— begin DATASET CONTENT —

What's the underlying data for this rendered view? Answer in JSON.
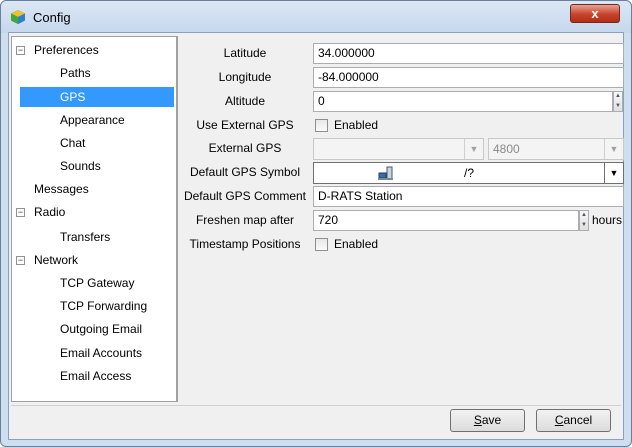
{
  "window": {
    "title": "Config",
    "close_label": "x"
  },
  "tree": {
    "items": [
      {
        "label": "Preferences",
        "expander": "⊟"
      },
      {
        "label": "Paths"
      },
      {
        "label": "GPS"
      },
      {
        "label": "Appearance"
      },
      {
        "label": "Chat"
      },
      {
        "label": "Sounds"
      },
      {
        "label": "Messages"
      },
      {
        "label": "Radio",
        "expander": "⊟"
      },
      {
        "label": "Transfers"
      },
      {
        "label": "Network",
        "expander": "⊟"
      },
      {
        "label": "TCP Gateway"
      },
      {
        "label": "TCP Forwarding"
      },
      {
        "label": "Outgoing Email"
      },
      {
        "label": "Email Accounts"
      },
      {
        "label": "Email Access"
      }
    ],
    "selected": "GPS"
  },
  "gps": {
    "latitude_label": "Latitude",
    "latitude_value": "34.000000",
    "longitude_label": "Longitude",
    "longitude_value": "-84.000000",
    "altitude_label": "Altitude",
    "altitude_value": "0",
    "use_external_label": "Use External GPS",
    "use_external_checkbox_label": "Enabled",
    "external_gps_label": "External GPS",
    "external_gps_port": "",
    "external_gps_baud": "4800",
    "default_symbol_label": "Default GPS Symbol",
    "default_symbol_value": "/?",
    "default_comment_label": "Default GPS Comment",
    "default_comment_value": "D-RATS Station",
    "freshen_label": "Freshen map after",
    "freshen_value": "720",
    "freshen_unit": "hours",
    "timestamp_label": "Timestamp Positions",
    "timestamp_checkbox_label": "Enabled"
  },
  "buttons": {
    "save_mnemonic": "S",
    "save_rest": "ave",
    "cancel_mnemonic": "C",
    "cancel_rest": "ancel"
  },
  "icons": {
    "app": "dice-app-icon",
    "symbol": "computer-symbol-icon"
  },
  "colors": {
    "selection": "#3399ff",
    "close_button": "#c7432c"
  }
}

— end DATASET CONTENT —

THE PROBLEM - Quote every record above exactly, leaving out any pictures.

CORRECT RESULT -
What's the underlying data for this rendered view? Answer in JSON.
{
  "window": {
    "title": "Config",
    "close_label": "x"
  },
  "tree": {
    "items": [
      {
        "label": "Preferences",
        "expander": "⊟"
      },
      {
        "label": "Paths"
      },
      {
        "label": "GPS"
      },
      {
        "label": "Appearance"
      },
      {
        "label": "Chat"
      },
      {
        "label": "Sounds"
      },
      {
        "label": "Messages"
      },
      {
        "label": "Radio",
        "expander": "⊟"
      },
      {
        "label": "Transfers"
      },
      {
        "label": "Network",
        "expander": "⊟"
      },
      {
        "label": "TCP Gateway"
      },
      {
        "label": "TCP Forwarding"
      },
      {
        "label": "Outgoing Email"
      },
      {
        "label": "Email Accounts"
      },
      {
        "label": "Email Access"
      }
    ],
    "selected": "GPS"
  },
  "gps": {
    "latitude_label": "Latitude",
    "latitude_value": "34.000000",
    "longitude_label": "Longitude",
    "longitude_value": "-84.000000",
    "altitude_label": "Altitude",
    "altitude_value": "0",
    "use_external_label": "Use External GPS",
    "use_external_checkbox_label": "Enabled",
    "external_gps_label": "External GPS",
    "external_gps_port": "",
    "external_gps_baud": "4800",
    "default_symbol_label": "Default GPS Symbol",
    "default_symbol_value": "/?",
    "default_comment_label": "Default GPS Comment",
    "default_comment_value": "D-RATS Station",
    "freshen_label": "Freshen map after",
    "freshen_value": "720",
    "freshen_unit": "hours",
    "timestamp_label": "Timestamp Positions",
    "timestamp_checkbox_label": "Enabled"
  },
  "buttons": {
    "save_mnemonic": "S",
    "save_rest": "ave",
    "cancel_mnemonic": "C",
    "cancel_rest": "ancel"
  },
  "icons": {
    "app": "dice-app-icon",
    "symbol": "computer-symbol-icon"
  },
  "colors": {
    "selection": "#3399ff",
    "close_button": "#c7432c"
  }
}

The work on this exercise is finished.